◆ **Extract**
-- Start --

Re: [PATCH 4/2] grep: turn off threading for non-worktree

"J. Bruce Fields" <bfields@xxxxxxxxxxxx> · Wed, 7 Dec 2011 15:11:05 -0500

On Tue, Dec 06, 2011 at 11:42:42PM -0500, Jeff King wrote:
> On Wed, Dec 07, 2011 at 12:01:37AM +0100, René Scharfe wrote:
> 
> > Reading of git objects needs to be protected by an exclusive lock
> > and cannot be parallelized.  Searching the read buffers can be done
> > in parallel, but for simple expressions threading is a net loss due
> > to its overhead, as measured by Thomas.  Turn it off unless we're
> > searching in the worktree.
> 
> Based on my earlier numbers, I was going to complain that we should
> also be checking the "simple expressions" assumption here, as time spent
> in the actual regex might be important.
> 
> However, after trying to repeat my experiment, I think the numbers I
> posted earlier were misleading. For example, using my "more complex"
> regex of 'a.*b':
> 
>   $ time git grep --threads=8 'a.*b' HEAD >/dev/null
>   real    0m8.655s
>   user    0m23.817s
>   sys     0m0.480s

Dumb question (I missed the beginning of the conversation): what kind of
storage are you using, and is the data already cached?

I seem to recall part of the motivation for the multithreading being
NFS, where the goal isn't so much to keep CPU's busy as it is to keep
the network busy.

Probably a bigger problem for something like "git status" which I think
ends up doing a series of stat's (which can each require a round trip to
the server in the NFS case), as it is a problem for something like
git-grep that's also doing reads.

Just a plea for considering the IO cost as well when making these kinds
of decisions....

(Which maybe you already do, apologies again for just naively dropping
into the middle of a thread.)

--b.

> 
> Look at that sweet, sweet parallelism. It's a quad-core with
> hyperthreading, so we're not getting the 8x speedup we might hope for
> (presumably due to lock contention on extracting blobs), but hey, 3x
> isn't bad. Except, wait:
> 
>   $ time git grep --threads=0 'a.*b' HEAD >/dev/null
>   real    0m7.651s
>   user    0m7.600s
>   sys     0m0.048s
> 
> We can get 1x on a single core, but the total time is lower! This
> processor is an i7 with "turbo boost", which means it clocks higher in
> single-core mode than when multiple cores are active. So the numbers I
> posted earlier were misleading. Yes, we got parallelism, but at the cost
> of knocking the clock speed down for a net loss.

-- End --

◆ **Dataset excerpts**
-- Start --

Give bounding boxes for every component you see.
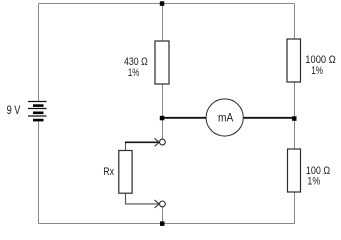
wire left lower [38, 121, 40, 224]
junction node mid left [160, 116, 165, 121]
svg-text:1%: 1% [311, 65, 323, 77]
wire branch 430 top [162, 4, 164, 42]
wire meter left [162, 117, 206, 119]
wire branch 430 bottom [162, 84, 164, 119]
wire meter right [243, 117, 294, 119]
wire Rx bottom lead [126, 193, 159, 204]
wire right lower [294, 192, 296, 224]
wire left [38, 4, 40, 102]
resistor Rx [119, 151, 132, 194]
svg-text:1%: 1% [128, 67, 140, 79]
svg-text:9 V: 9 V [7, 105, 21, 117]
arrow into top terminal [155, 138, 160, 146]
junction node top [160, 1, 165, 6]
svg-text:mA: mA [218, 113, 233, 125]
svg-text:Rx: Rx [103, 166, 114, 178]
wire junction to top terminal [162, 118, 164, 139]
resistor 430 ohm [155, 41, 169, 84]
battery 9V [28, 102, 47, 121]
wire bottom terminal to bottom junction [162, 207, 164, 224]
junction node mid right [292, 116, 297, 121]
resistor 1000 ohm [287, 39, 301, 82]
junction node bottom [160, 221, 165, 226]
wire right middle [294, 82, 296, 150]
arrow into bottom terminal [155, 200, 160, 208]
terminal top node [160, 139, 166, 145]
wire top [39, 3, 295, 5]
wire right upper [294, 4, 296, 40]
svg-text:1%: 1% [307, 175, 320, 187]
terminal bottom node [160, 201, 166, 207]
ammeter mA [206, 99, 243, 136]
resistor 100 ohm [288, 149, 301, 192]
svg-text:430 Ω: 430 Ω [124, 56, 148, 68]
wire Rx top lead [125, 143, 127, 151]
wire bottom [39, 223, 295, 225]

-- End --

◆ **What to work on**
A – Answer these questions about the git grep threading message:
(i) According to the quoted patch description, what needs to be protected by an exclusive lock?
(ii) Which setup does the reply recall as part of the motivation for multithreading, and what was the goal there?
(iii) What real time is reported for the run with --threads=0?
B – Write what follows in the git grep threading message, starting after its last sentence.

◆ **Answers for the exercise**
A –
(i) Reading of git objects.
(ii) NFS, where the goal was to keep the network busy rather than the CPUs.
(iii) 0m7.651s.

B –
> 
> The sweet spot for me seems to be:
> 
>   $ time git grep --threads=2 'a.*b' HEAD >/dev/null
>   real    0m6.303s
>   user    0m11.129s
>   sys     0m0.220s
> 
> I'd be curious to see results from somebody with a quad-core (or more)
> without turbo boost; I suspect that threading may have more benefit
> there, even though we have some lock contention for blobs.
> 
> > --- a/builtin/grep.c
> > +++ b/builtin/grep.c
> > @@ -1048,7 +1048,7 @@ int cmd_grep(int argc, const char **argv, const char *prefix)
> >  	nr_threads = 0;
> >  #else
> >  	if (nr_threads == -1)
> > -		nr_threads = (online_cpus() > 1) ? THREADS : 0;
> > +		nr_threads = (online_cpus() > 1 && !list.nr) ? THREADS : 0;
> >  
> >  	if (nr_threads > 0) {
> >  		opt.use_threads = 1;
> 
> This doesn't kick in for "--cached", which has the same performance
> characteristics as grepping a tree. I think you want to add "&& !cached" to
> the conditional.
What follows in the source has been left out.